[Dataset listings of figures]
※ ※ ※

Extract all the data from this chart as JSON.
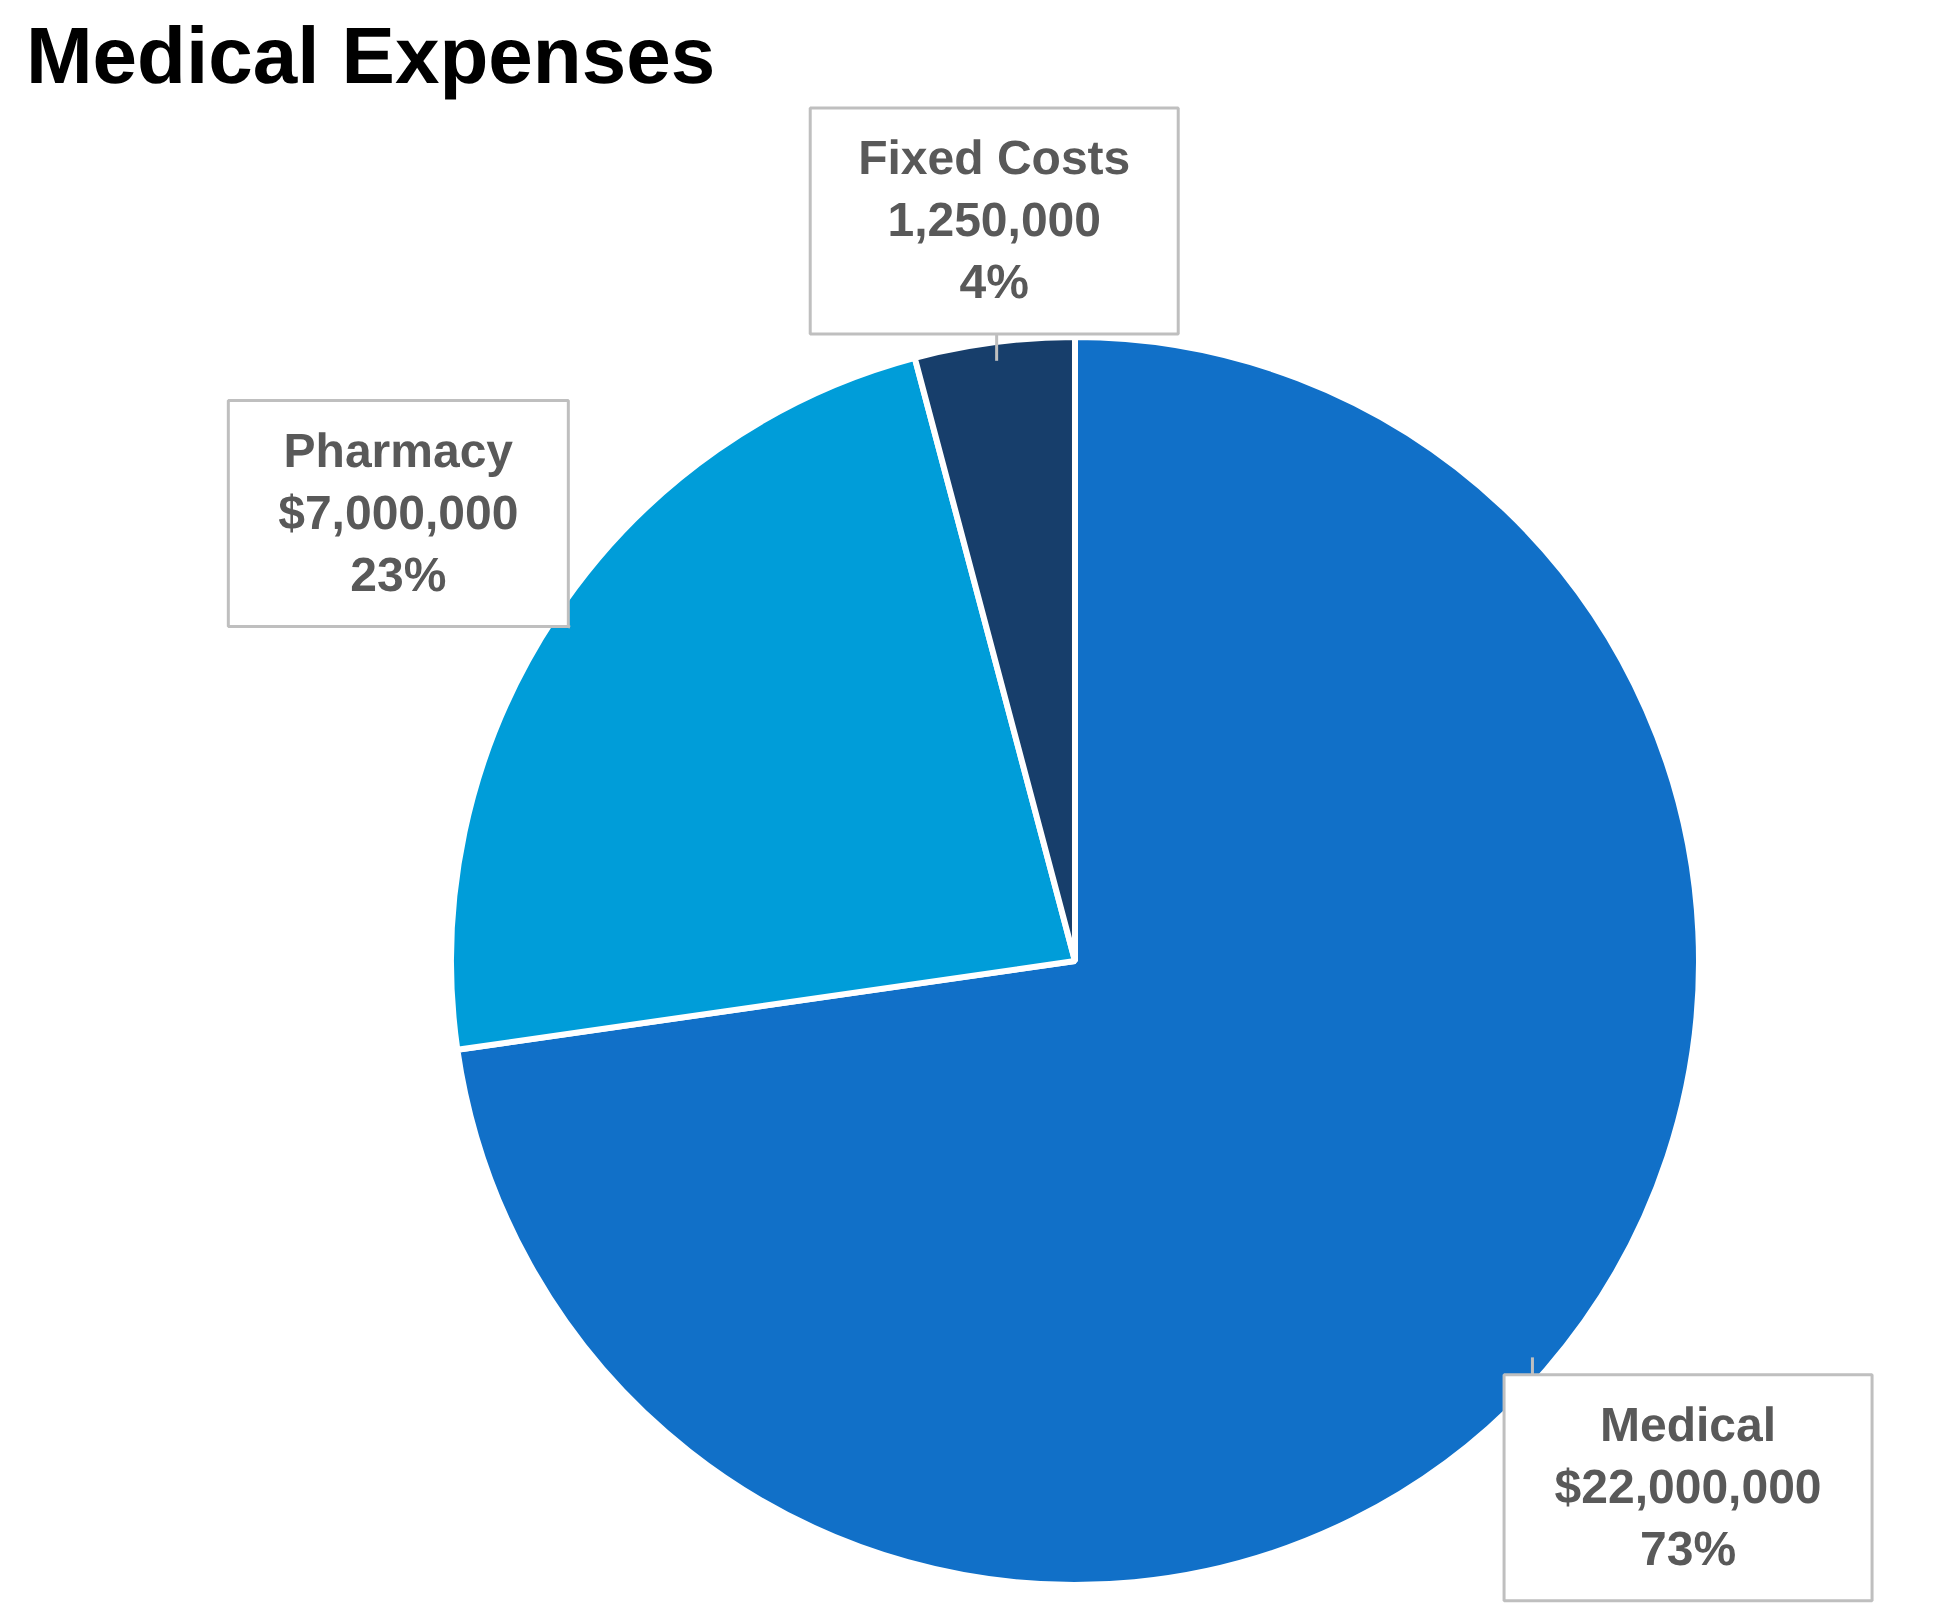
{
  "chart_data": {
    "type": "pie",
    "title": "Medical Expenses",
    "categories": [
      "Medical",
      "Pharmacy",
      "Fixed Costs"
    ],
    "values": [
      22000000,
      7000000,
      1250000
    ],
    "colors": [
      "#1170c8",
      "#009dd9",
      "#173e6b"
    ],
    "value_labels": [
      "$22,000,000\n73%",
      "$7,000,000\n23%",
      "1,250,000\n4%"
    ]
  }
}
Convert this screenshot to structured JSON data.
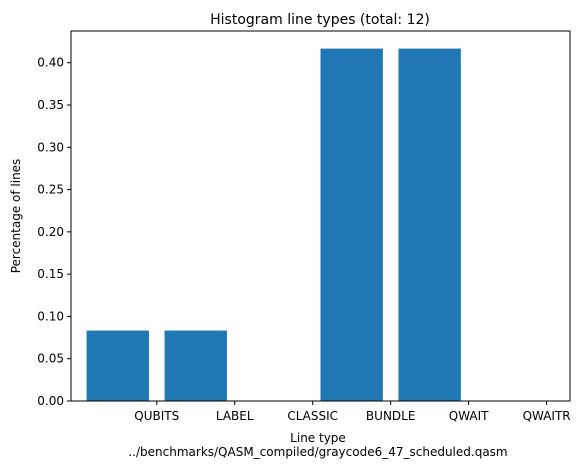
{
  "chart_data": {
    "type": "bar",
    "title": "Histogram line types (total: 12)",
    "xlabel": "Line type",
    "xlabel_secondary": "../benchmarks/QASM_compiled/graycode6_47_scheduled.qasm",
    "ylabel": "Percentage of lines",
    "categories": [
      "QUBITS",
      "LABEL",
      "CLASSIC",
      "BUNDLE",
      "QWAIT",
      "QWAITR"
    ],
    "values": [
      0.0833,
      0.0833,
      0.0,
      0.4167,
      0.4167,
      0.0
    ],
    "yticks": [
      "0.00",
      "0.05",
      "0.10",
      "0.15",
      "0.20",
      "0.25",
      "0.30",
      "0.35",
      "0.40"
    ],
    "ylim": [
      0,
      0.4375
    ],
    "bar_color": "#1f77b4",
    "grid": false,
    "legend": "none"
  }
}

※ ※ ※

Set task
Select all lines with the word "this" from the entries above.

Result
Extract all the data from this chart as JSON.
Convert this screenshot to structured JSON data.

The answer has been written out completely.